>> START Quoted passage

Other than sites such as Trip Advisor, Expedia and Lastminute.com, which focus on travel advice, reviews and sales, WAYN does not have any serious direct competition. “These are sites that we want to challenge. But we already do social much better than them,” says Ward.
Smaller start-ups, such as Gogobot or Virtual Tourist, recently bought by Trip Advisor, do not have sufficient scale to challenge WAYN, which now receives eight million unique visitors per month.
Ward views generalist social networks as both competition and as being complementary. “Of course, we’re competing for the same users’ eyeballs and time, but we can also use Facebook to enhance our site and give users a better experience. We’re not trying to compete against Facebook, we’ve missed that opportunity.”
WAYN’s visitors can be broken down into two core groups: those focused on meeting other people, potentially dating, and adding international connections, and those interested in planning their future trips and experiences, who visit the site to plan their trips and share their experiences.
The website is open to over-18s only, and is used by all age groups above that threshold. “There is a large portion of our users that are over 35, and some of our most active users are over 55. We attract a lot of early retirees who have more time on their hands to travel.”
Team
The WAYN team has three co-founders: Peter Ward, Jerome Touze and Michael Lines. Ward and Touze are co-chief executive officers of the business while Lines is the company’s chief technology officer. Touze is responsible for the commercial side of the business and Ward looks after the company’s product and strategy.
While Touze and Ward have a background in management consultancy (they met while working at Accenture), Lines previously worked for Friends Reunited, where he was a systems manager. “This gave us insight into the Friends Reunited model. We knew they were making a lot of money, which gave us a business case for WAYN,” says Ward.
As a whole, the company employs 47 people, split between London and Szczecin in north-west Poland. (There is also one person based in Cape Town, South Africa.)
The 11 London-based workers look after WAYN’s front-of-house operations, including sales and product, while Szczecin’s 35 employees look after all of the company’s back office. This includes development, testing and quality assurance, administration, account management, marketing support, project management, human resources and accounting.
“Literally every aspect of the business that can be done in Szczecin is done there. It is more cost-effective for us to have operations in Poland; it gives us a competitive advantage,” explains Ward. Ward is also half Polish, while Lines is married to a Polish woman.
Tech
The WAYN website was initially built in Microsoft Visual Basic. Since then, the company’s developers have built on top of that in other programming languages, including .NET, C++ and Java. The main database is in MySQL.

>> END Quoted passage
>> START Recorded data

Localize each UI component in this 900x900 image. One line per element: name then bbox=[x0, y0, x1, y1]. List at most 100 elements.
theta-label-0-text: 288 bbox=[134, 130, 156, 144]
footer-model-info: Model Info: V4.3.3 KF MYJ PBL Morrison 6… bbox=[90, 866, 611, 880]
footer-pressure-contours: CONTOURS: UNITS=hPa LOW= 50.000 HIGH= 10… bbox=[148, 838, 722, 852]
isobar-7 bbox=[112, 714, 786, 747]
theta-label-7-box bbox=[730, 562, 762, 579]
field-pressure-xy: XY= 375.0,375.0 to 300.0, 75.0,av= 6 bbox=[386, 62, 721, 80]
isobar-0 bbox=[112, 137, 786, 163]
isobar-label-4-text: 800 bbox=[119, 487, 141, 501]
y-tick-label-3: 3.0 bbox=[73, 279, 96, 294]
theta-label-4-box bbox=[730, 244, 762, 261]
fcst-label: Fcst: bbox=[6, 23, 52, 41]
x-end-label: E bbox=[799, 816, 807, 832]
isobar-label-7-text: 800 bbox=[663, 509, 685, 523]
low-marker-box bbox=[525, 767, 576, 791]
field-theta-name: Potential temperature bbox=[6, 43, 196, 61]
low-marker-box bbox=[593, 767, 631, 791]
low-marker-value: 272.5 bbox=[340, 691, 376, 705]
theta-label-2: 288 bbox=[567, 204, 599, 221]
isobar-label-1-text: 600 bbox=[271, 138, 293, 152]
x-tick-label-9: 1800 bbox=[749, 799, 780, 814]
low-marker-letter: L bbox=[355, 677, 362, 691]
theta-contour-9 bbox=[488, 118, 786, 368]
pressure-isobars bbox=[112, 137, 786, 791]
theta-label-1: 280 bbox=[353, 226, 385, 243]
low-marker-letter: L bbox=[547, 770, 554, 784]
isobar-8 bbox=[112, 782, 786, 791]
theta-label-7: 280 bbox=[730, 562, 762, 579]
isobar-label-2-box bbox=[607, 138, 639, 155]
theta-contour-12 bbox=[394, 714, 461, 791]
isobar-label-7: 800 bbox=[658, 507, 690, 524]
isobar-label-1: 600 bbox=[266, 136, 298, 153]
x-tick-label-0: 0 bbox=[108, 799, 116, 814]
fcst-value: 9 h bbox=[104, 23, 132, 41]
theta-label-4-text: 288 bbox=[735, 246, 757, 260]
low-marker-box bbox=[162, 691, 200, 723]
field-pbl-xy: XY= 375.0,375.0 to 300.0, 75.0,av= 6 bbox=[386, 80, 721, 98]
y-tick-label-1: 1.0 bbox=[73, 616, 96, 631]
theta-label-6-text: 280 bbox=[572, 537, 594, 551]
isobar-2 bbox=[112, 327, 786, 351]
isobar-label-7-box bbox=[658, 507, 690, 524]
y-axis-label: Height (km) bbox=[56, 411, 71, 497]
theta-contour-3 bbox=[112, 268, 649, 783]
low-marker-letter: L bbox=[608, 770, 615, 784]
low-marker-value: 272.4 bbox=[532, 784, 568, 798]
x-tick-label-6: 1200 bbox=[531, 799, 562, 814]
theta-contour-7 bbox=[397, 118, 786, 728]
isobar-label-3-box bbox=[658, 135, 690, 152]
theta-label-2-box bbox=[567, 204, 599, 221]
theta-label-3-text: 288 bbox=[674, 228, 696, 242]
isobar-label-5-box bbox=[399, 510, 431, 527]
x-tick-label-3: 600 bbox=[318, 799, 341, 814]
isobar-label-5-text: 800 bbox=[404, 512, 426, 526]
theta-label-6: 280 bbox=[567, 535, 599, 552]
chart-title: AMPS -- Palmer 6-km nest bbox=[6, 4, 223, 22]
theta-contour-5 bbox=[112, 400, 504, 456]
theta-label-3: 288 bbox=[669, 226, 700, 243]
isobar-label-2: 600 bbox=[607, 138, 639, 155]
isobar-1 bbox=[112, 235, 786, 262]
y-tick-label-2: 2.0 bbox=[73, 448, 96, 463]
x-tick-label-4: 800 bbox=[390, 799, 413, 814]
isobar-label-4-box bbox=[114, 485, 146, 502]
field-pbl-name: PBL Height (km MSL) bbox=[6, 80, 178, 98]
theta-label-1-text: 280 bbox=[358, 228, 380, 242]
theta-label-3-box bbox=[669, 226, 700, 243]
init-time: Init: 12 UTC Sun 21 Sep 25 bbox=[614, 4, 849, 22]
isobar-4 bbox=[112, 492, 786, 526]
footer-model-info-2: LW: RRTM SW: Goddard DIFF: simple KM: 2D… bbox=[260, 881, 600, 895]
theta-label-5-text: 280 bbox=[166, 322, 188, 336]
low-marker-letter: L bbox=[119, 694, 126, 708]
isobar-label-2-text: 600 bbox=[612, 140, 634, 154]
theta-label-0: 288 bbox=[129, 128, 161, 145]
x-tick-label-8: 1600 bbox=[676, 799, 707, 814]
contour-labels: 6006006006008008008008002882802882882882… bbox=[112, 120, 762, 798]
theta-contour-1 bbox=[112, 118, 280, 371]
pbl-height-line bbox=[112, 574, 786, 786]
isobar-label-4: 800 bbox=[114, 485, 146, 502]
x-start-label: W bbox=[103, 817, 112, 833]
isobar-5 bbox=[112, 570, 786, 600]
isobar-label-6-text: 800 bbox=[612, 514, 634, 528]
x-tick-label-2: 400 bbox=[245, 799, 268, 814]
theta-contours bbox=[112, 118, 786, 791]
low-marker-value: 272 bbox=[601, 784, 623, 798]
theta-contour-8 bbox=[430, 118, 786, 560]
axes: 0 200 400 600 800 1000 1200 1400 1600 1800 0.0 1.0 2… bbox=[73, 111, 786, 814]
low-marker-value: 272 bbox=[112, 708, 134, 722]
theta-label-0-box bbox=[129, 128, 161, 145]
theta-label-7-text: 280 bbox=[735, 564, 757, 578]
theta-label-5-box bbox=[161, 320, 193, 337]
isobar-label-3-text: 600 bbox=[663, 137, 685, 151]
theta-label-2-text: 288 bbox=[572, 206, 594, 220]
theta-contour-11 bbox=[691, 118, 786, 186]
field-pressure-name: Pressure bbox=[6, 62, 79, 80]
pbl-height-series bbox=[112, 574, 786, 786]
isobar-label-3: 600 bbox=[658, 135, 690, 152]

>> END Recorded data

Stated problem 1: List every software technology that the Tech section of the WAYN profile names.
Stated problem 2: Locate each line of the records that contains the string "field", and copy those lines out. Case counts.
The records are unrelated to the WAYN profile.

Full output 1: Microsoft Visual Basic, .NET, C++, Java, MySQL

Full output 2:
field-pressure-xy: XY= 375.0,375.0 to 300.0, 75.0,av= 6 bbox=[386, 62, 721, 80]
field-theta-name: Potential temperature bbox=[6, 43, 196, 61]
field-pbl-xy: XY= 375.0,375.0 to 300.0, 75.0,av= 6 bbox=[386, 80, 721, 98]
field-pbl-name: PBL Height (km MSL) bbox=[6, 80, 178, 98]
field-pressure-name: Pressure bbox=[6, 62, 79, 80]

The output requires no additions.